Until now, we have discussed deterministic models
- These models are wrong (just wait until you see how poorly our forward kinematics predicts the robot movement)
  - We could improve the models, such as by adding mass/inertia/dynamics
- Ultimately, we will reach the limit of our ability to model everything precisely
  - Maybe a perfect model is possible if only we knew more, but probably not.
    - (Is the system actually stochastic, or does it just appear to be stochastic due to our lack of understanding of its dynamics?)
  - We are definitely uncertain about some quantities (listed in roughly decreasing order of importance)
    - Friction
    - Manufacturing tolerances
    - Air Resistance
    - Radio waves
    - The earth is spinning and rotating around the sun
    - Gravity is different in different places
  - Sometimes we can engineer products to reduce uncertainty (such as not relying on the gain of a transistor in a circuit)
  - Sometimes we engineer products with sensors so that the product works despite not having perfect models (this is feedback control)
  - Probability theory enables us and the robots we program to reason about uncertain and random situations.
    - Applications in Sensor Fusion, Localization, Mapping, and Machine Learning

Random Experiments

A procedure that has an unpredictable outcome despite being repeated under the same conditions.
- Obtaining conditions for an exactly repeatable experiment is quite difficult or impossible.
- How do we know the conditions are the same?
  - Conditions are the same up until the best of our ability to measure and control the environment
Sample Space: Set containing all of the potential outcomes of a random experiment
- The sample space is where the underlying randomness happens
- Randomness is modeled as "run the experiment, which sample space element did we get?"

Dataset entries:

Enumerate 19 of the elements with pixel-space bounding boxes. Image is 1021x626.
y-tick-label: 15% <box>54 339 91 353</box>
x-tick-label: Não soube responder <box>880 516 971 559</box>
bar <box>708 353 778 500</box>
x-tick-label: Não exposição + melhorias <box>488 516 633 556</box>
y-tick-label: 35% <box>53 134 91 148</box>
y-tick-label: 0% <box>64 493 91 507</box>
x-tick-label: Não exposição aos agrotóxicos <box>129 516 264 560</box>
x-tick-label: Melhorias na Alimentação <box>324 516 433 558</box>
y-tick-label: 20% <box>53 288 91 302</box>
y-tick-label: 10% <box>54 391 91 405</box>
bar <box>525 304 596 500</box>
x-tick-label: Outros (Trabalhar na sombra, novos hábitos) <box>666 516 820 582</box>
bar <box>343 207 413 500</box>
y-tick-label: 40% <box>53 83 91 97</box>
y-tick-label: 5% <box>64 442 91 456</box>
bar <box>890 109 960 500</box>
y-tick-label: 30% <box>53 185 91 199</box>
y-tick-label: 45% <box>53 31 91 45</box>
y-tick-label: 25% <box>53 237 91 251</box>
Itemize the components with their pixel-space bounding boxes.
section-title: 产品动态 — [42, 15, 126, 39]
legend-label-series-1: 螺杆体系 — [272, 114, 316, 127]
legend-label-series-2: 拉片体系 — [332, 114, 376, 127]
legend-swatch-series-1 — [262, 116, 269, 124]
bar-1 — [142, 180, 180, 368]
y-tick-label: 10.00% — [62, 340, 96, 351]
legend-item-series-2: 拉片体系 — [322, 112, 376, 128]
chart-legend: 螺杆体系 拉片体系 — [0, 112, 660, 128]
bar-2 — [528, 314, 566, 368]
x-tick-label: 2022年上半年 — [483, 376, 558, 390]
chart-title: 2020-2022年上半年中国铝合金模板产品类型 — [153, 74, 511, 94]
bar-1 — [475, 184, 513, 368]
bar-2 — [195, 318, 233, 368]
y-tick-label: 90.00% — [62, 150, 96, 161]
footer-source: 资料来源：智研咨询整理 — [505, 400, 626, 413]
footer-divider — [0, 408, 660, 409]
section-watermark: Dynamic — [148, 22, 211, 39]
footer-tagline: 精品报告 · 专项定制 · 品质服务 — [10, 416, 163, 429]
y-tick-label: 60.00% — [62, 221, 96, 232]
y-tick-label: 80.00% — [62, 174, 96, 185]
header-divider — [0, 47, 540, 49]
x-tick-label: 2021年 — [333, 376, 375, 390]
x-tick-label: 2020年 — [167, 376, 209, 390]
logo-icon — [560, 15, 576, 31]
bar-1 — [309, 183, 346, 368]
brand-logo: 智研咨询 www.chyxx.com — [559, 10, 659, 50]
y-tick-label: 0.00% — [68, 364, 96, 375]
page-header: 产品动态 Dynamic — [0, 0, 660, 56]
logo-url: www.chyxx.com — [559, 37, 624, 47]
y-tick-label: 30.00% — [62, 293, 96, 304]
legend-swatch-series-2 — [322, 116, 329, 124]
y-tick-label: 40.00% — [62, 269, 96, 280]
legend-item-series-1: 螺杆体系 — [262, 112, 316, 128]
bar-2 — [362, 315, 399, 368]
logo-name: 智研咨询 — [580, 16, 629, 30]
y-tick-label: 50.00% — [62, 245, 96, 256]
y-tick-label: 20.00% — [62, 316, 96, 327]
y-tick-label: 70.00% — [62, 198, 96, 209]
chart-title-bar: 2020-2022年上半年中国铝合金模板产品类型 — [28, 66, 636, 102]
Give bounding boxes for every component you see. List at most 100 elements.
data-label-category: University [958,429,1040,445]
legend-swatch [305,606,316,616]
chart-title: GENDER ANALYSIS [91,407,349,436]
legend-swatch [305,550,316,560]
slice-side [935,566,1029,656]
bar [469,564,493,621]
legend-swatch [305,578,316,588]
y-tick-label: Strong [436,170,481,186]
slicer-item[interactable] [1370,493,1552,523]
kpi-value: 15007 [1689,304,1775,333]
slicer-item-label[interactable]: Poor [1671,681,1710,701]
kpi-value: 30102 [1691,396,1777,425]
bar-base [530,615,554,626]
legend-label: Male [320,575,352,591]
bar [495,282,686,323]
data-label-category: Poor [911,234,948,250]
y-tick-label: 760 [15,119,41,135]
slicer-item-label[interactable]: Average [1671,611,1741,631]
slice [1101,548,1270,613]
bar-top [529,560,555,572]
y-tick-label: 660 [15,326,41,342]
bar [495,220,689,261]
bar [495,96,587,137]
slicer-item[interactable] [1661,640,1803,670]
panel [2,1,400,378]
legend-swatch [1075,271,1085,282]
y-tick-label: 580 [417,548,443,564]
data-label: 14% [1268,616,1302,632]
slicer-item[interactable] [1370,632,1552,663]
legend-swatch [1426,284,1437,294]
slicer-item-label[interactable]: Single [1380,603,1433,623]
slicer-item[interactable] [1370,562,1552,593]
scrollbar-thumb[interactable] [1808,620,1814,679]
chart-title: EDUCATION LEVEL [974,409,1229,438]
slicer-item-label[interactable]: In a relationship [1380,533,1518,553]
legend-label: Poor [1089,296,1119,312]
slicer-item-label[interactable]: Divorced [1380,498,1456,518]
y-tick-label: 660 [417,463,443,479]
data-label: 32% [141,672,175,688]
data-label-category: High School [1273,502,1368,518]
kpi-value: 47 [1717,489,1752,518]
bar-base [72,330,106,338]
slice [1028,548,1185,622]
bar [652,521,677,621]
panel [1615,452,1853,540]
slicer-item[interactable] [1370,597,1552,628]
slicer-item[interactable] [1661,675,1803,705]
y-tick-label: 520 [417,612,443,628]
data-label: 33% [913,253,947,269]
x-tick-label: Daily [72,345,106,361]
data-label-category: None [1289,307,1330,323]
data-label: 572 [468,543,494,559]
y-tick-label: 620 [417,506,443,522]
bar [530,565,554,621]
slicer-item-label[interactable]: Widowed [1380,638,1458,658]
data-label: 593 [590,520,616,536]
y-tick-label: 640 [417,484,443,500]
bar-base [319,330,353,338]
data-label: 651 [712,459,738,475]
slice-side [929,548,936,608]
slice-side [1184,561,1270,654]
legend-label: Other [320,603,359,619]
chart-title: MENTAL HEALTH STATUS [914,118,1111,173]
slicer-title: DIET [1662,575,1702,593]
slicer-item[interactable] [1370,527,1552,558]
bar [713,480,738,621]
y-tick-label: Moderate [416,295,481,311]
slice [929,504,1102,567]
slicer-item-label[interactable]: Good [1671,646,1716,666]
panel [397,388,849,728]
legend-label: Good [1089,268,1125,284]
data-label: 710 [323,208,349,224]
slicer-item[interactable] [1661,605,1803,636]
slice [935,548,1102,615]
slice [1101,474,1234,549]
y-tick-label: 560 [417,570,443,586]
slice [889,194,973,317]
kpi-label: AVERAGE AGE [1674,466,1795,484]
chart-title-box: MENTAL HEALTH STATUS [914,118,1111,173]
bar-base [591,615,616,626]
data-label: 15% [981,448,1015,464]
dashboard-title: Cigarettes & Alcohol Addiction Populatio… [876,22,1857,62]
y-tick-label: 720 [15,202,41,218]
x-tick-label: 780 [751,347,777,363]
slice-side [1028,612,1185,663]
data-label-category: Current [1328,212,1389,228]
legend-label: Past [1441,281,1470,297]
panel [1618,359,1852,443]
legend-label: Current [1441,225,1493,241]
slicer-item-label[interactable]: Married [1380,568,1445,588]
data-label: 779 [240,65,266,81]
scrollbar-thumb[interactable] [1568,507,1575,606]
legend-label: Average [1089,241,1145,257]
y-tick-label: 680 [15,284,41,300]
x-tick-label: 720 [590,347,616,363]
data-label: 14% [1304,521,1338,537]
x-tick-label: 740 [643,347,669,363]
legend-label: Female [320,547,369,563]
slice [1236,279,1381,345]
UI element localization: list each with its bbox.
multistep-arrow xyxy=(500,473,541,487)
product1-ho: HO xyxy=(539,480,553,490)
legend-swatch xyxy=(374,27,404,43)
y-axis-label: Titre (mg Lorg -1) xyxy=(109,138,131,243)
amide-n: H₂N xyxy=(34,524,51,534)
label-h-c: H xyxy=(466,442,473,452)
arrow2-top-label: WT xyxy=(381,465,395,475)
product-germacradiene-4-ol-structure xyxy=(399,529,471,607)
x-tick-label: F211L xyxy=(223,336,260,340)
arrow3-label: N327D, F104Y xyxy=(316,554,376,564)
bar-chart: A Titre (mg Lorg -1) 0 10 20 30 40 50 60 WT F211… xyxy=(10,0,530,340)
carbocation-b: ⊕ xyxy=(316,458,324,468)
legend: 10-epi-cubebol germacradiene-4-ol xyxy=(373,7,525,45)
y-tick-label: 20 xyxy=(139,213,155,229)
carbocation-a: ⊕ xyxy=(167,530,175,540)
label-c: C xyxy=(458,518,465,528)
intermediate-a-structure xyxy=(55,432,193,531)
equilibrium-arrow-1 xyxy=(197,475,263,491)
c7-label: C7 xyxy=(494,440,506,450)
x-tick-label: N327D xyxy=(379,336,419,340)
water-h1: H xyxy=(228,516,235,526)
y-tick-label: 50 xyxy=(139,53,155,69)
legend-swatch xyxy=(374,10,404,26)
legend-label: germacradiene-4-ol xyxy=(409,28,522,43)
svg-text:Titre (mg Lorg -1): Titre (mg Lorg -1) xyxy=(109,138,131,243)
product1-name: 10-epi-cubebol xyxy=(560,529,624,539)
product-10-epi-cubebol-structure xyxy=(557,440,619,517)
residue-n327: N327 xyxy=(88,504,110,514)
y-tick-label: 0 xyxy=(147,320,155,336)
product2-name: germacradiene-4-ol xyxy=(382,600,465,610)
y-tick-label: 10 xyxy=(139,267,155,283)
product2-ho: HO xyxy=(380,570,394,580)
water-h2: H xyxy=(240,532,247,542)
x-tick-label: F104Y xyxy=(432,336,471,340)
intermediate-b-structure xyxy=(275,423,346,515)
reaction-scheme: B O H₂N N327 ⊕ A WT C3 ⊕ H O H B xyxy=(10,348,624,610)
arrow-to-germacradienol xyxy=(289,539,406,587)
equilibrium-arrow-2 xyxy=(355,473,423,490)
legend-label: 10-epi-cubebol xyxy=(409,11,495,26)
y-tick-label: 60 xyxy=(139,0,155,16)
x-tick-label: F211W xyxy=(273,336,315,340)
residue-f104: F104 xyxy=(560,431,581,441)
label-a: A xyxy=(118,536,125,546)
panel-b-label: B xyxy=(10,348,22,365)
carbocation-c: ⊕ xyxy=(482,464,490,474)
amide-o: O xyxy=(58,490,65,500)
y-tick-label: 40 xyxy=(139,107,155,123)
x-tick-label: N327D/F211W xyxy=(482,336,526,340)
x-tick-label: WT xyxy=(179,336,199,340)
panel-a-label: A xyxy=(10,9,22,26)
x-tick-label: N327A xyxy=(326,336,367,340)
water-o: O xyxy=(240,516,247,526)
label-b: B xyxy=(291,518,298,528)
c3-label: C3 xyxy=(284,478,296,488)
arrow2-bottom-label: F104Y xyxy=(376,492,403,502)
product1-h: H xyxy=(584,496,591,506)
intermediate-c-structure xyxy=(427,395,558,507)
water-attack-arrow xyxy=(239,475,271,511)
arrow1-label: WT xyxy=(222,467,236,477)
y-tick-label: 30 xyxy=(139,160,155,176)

Objectives:
(a) In the notes on modeling uncertainty, which uncertain quantity is listed first in order of importance?
(b) Update the rows from their first line through the line that contains "y-tick-label: 40% <box>53 83 91 97</box>", replacing every "bar" with "column" and changing nothing else; return only those lines.
These rows bear no relation to the notes on modeling uncertainty.

Answers:
(a) Friction

(b)
Enumerate 19 of the elements with pixel-space bounding boxes. Image is 1021x626.
y-tick-label: 15% <box>54 339 91 353</box>
x-tick-label: Não soube responder <box>880 516 971 559</box>
column <box>708 353 778 500</box>
x-tick-label: Não exposição + melhorias <box>488 516 633 556</box>
y-tick-label: 35% <box>53 134 91 148</box>
y-tick-label: 0% <box>64 493 91 507</box>
x-tick-label: Não exposição aos agrotóxicos <box>129 516 264 560</box>
x-tick-label: Melhorias na Alimentação <box>324 516 433 558</box>
y-tick-label: 20% <box>53 288 91 302</box>
y-tick-label: 10% <box>54 391 91 405</box>
column <box>525 304 596 500</box>
x-tick-label: Outros (Trabalhar na sombra, novos hábitos) <box>666 516 820 582</box>
column <box>343 207 413 500</box>
y-tick-label: 40% <box>53 83 91 97</box>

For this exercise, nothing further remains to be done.